Data rows:
^^^^^^^^

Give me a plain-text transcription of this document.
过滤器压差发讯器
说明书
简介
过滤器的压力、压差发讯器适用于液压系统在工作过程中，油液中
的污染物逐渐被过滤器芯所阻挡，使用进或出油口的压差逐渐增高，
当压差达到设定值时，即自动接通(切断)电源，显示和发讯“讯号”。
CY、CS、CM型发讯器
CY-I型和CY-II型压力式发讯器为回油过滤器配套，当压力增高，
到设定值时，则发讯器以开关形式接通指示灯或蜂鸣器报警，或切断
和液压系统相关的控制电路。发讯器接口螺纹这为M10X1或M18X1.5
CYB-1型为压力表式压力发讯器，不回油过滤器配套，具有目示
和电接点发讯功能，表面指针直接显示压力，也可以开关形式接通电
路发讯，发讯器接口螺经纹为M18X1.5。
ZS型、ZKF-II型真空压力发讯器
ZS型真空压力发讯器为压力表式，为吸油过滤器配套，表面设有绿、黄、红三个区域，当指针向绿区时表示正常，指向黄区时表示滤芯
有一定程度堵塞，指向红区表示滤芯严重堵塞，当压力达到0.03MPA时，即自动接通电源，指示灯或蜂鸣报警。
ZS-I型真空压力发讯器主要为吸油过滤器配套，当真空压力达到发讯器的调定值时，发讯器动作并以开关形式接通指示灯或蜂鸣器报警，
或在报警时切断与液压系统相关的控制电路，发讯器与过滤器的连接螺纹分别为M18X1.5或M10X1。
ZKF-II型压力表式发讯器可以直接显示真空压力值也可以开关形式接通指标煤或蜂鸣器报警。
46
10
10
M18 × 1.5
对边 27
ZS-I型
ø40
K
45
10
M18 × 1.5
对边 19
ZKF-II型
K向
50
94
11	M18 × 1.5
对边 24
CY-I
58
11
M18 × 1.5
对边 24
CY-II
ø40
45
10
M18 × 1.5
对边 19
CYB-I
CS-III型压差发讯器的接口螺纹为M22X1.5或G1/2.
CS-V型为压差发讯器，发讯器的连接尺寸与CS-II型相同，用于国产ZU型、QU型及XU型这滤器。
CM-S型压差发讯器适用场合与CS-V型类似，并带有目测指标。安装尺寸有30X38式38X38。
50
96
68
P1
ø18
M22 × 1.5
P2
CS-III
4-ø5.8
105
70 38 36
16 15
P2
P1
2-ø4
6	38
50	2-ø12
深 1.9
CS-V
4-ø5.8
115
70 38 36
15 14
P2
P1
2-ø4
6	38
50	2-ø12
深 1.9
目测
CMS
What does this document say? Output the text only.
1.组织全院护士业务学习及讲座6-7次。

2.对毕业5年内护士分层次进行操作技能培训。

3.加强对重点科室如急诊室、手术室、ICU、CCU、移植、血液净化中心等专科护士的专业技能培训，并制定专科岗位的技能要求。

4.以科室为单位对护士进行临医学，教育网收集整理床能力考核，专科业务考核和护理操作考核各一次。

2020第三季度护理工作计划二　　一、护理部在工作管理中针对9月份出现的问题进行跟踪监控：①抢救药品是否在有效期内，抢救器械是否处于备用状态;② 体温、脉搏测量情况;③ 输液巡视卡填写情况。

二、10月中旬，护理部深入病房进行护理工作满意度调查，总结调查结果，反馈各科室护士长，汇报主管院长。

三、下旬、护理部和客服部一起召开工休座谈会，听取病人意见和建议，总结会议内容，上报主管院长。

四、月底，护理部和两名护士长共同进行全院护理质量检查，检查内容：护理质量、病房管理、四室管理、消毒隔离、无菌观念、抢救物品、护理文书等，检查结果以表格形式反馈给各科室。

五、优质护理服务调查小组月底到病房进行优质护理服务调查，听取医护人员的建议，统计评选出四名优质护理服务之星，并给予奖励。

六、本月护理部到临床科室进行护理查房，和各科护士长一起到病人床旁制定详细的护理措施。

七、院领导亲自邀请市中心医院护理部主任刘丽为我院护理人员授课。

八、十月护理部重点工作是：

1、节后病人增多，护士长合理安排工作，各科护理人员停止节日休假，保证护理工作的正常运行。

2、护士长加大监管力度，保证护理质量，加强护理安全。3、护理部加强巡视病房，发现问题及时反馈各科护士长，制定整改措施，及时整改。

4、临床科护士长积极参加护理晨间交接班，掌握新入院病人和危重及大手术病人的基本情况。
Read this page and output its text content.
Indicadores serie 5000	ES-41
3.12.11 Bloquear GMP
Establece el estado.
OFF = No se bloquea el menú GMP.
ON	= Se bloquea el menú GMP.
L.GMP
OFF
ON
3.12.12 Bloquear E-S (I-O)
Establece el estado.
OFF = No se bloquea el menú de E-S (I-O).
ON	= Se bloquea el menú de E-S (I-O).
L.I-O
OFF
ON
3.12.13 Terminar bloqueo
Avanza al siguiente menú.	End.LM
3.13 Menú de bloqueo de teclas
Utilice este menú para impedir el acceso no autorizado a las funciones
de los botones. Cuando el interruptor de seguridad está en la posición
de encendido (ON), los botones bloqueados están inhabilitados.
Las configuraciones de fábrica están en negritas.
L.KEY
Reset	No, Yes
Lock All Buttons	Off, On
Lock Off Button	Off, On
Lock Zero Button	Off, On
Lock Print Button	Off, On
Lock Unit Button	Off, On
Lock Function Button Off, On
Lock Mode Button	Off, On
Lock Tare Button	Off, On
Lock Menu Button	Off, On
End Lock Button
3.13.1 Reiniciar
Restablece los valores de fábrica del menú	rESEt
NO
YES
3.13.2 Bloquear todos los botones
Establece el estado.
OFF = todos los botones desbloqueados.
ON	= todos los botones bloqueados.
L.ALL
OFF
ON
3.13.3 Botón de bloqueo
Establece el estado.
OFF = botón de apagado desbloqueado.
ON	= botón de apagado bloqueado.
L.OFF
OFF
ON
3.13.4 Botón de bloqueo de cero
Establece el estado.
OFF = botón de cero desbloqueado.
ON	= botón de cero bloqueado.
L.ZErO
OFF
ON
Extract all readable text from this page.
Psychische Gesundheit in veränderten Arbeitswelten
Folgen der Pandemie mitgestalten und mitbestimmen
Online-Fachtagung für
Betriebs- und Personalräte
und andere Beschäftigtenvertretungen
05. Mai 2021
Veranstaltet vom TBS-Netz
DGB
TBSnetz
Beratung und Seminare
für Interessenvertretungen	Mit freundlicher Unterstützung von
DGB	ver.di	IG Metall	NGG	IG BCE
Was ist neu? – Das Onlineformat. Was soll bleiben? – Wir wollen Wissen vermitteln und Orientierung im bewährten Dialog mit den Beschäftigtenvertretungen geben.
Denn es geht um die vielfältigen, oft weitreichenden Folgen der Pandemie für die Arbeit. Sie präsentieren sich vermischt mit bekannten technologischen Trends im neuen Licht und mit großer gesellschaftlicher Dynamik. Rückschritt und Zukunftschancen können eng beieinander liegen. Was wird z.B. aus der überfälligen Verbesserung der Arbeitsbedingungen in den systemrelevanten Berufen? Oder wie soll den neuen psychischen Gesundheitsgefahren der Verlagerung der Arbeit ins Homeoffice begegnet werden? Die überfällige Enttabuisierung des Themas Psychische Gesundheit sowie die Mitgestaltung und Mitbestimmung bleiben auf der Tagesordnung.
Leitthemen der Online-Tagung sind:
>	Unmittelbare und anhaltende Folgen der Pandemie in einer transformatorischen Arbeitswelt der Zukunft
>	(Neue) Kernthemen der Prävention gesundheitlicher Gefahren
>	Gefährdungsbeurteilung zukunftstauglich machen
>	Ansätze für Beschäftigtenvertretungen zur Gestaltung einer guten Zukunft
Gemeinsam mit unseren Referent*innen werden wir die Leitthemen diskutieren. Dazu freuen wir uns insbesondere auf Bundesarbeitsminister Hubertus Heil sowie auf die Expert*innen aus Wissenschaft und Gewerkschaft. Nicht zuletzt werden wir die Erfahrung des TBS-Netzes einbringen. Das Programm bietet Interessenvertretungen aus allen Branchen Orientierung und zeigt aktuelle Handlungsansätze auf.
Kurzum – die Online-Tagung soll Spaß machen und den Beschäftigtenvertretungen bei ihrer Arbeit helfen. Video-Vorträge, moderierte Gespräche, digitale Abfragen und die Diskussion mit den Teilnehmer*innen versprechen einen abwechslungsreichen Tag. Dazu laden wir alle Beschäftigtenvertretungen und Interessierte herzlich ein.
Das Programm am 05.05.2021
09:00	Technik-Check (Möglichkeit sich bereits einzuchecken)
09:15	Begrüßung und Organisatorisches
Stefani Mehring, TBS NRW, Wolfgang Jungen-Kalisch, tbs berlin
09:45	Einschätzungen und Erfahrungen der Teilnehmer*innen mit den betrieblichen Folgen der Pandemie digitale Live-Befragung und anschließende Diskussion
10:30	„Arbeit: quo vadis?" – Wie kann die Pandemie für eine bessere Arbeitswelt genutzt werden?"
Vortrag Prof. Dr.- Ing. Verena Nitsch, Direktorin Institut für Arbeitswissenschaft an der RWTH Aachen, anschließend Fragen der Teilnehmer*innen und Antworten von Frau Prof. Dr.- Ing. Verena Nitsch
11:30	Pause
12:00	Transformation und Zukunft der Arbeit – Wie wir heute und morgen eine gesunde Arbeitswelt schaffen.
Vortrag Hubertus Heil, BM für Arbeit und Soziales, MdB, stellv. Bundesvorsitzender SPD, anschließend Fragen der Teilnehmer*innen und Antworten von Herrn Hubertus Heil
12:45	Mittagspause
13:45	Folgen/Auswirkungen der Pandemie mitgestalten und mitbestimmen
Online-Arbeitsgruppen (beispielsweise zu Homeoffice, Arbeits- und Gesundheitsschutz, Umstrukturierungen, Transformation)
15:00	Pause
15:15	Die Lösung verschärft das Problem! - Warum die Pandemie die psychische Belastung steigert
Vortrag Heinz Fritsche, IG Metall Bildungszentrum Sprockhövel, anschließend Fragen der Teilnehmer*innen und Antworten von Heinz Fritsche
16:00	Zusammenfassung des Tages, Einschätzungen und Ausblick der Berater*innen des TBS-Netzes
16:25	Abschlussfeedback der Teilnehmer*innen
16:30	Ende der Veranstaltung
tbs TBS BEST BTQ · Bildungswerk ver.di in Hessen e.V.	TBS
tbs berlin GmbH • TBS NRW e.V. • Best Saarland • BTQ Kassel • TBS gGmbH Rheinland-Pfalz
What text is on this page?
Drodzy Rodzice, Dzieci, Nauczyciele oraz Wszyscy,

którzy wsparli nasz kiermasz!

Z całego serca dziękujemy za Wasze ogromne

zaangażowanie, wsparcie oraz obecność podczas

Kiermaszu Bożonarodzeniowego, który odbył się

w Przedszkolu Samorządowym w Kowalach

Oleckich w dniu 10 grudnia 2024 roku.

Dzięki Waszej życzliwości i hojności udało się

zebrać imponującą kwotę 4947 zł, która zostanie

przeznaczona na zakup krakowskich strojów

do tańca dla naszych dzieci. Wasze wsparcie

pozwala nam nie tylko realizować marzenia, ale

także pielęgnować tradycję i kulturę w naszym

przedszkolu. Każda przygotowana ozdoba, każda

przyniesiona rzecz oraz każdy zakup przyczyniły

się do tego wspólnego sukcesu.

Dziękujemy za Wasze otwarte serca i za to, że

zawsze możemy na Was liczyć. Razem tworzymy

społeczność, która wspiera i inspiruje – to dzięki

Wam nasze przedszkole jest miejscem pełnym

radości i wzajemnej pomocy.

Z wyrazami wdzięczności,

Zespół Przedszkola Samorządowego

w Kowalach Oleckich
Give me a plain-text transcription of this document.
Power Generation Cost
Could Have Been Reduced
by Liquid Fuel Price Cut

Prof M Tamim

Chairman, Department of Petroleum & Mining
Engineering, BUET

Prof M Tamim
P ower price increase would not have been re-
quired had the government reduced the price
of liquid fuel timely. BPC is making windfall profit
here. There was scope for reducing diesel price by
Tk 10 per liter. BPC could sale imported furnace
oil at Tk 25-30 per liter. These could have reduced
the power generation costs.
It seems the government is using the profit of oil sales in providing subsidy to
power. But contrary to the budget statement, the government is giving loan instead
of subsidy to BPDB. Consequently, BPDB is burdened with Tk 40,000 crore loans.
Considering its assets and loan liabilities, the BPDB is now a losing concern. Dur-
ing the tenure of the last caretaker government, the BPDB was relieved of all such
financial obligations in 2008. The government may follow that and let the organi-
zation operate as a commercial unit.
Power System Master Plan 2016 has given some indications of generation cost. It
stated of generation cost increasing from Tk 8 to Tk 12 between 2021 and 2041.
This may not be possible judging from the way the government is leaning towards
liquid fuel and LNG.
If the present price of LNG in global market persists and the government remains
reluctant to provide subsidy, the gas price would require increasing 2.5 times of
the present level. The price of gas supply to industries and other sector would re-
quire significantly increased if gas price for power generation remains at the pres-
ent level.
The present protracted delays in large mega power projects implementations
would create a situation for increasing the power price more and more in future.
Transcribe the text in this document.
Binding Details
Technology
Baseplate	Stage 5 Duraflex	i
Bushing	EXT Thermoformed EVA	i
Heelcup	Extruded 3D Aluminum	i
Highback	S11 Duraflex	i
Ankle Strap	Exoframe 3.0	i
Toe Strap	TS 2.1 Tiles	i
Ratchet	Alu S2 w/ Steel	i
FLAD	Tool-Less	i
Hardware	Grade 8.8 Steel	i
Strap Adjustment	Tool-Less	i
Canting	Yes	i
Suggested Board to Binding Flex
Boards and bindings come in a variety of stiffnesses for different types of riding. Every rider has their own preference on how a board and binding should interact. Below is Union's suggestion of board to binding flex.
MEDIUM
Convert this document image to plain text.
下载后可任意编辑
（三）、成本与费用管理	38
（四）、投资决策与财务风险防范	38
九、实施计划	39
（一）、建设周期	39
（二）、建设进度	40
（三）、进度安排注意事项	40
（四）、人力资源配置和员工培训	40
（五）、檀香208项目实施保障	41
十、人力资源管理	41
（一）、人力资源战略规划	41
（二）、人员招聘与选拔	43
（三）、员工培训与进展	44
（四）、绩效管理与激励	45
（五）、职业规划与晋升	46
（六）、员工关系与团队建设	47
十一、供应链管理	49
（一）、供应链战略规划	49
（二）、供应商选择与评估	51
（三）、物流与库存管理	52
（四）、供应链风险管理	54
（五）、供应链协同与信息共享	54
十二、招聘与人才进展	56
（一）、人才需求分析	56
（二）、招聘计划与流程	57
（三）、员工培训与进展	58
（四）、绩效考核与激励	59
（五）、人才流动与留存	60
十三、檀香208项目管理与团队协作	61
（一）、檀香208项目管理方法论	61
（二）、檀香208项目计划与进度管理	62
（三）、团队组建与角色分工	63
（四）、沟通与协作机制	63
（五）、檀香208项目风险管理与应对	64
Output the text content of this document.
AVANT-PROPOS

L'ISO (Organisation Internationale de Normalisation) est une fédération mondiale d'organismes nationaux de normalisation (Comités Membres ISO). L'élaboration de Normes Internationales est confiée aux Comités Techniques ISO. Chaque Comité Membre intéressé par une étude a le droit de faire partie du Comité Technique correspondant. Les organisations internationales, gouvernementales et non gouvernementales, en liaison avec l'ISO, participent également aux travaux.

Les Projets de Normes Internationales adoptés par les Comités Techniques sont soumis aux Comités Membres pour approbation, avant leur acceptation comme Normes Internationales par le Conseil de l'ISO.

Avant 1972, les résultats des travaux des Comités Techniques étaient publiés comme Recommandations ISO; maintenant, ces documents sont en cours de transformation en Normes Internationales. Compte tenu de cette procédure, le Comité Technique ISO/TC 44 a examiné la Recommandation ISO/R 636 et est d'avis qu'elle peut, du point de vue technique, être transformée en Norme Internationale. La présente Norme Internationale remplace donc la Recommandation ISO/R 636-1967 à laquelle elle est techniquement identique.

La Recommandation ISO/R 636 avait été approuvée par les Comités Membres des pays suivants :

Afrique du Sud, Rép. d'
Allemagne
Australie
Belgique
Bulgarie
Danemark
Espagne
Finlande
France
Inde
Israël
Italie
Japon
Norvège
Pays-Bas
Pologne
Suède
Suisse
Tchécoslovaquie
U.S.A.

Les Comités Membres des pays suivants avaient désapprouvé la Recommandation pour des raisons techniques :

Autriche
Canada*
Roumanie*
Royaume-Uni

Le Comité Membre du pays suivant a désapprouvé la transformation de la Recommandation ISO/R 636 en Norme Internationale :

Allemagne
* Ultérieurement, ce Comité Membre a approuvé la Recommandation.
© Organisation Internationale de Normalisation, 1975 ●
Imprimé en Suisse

^^^^^^^^

Copy all lines of the listing above that contain the string "Recommandation".

Answer to the task:
Avant 1972, les résultats des travaux des Comités Techniques étaient publiés comme Recommandations ISO; maintenant, ces documents sont en cours de transformation en Normes Internationales. Compte tenu de cette procédure, le Comité Technique ISO/TC 44 a examiné la Recommandation ISO/R 636 et est d'avis qu'elle peut, du point de vue technique, être transformée en Norme Internationale. La présente Norme Internationale remplace donc la Recommandation ISO/R 636-1967 à laquelle elle est techniquement identique.
La Recommandation ISO/R 636 avait été approuvée par les Comités Membres des pays suivants :
Les Comités Membres des pays suivants avaient désapprouvé la Recommandation pour des raisons techniques :
Le Comité Membre du pays suivant a désapprouvé la transformation de la Recommandation ISO/R 636 en Norme Internationale :
* Ultérieurement, ce Comité Membre a approuvé la Recommandation.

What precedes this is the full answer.